> [EXERCISE PROMPT]:
Determine the number of lines holding the word "جابر"; answer with that number only.

> [RECORD EXCERPTS]:
------------------------------------
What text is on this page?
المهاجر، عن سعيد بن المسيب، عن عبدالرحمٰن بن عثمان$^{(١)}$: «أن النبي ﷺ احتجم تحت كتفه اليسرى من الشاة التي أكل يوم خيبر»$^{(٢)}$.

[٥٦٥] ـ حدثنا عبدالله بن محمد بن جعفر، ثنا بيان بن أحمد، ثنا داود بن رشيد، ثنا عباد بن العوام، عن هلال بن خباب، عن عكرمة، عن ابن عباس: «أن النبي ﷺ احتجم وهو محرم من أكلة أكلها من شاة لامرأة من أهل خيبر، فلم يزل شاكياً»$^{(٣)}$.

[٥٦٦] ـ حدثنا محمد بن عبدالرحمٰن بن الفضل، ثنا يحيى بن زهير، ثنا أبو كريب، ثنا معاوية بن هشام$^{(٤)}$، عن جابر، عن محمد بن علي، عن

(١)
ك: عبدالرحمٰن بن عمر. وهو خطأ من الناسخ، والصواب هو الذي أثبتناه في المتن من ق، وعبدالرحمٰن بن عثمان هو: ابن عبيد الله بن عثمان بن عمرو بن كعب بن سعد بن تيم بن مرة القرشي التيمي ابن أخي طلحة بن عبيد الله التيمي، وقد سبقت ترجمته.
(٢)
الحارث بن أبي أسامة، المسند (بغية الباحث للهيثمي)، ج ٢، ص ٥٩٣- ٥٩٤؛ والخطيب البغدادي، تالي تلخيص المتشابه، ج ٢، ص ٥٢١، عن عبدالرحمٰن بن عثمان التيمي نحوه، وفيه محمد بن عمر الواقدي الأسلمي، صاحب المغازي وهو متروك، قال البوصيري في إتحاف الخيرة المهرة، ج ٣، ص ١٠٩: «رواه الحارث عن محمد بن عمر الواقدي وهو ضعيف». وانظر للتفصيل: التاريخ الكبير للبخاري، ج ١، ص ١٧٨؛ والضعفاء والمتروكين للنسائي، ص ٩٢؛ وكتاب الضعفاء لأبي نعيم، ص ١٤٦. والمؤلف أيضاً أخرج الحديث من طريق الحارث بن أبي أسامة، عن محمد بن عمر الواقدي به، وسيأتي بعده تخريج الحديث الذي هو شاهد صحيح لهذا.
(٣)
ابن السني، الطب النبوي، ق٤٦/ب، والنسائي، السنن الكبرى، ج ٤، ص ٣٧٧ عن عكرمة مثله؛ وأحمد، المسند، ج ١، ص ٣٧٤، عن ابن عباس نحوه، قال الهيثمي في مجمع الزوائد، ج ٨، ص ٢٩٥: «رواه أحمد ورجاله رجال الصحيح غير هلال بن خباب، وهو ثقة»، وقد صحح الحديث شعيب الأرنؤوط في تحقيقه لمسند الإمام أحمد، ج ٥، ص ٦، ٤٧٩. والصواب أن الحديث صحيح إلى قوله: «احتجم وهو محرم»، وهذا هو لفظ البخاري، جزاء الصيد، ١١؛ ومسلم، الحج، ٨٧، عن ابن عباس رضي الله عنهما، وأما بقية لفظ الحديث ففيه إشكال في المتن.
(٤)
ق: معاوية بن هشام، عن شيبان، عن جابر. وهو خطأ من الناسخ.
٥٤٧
------------------------------------
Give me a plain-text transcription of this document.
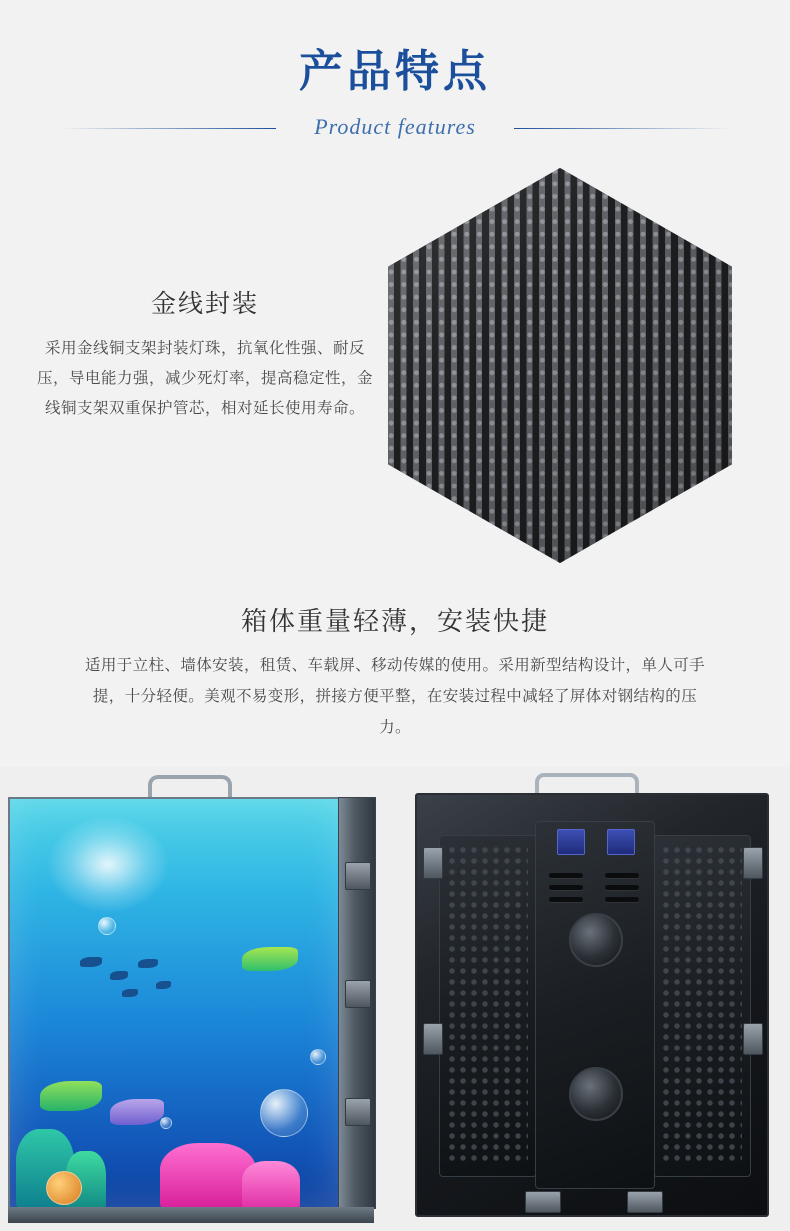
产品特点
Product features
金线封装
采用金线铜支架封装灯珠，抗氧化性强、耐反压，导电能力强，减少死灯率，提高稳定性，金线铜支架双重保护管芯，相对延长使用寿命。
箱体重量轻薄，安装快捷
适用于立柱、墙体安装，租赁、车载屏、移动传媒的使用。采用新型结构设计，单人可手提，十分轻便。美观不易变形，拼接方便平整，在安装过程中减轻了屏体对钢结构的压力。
------------------------------------
> [RESULT OF THE TASK]:
2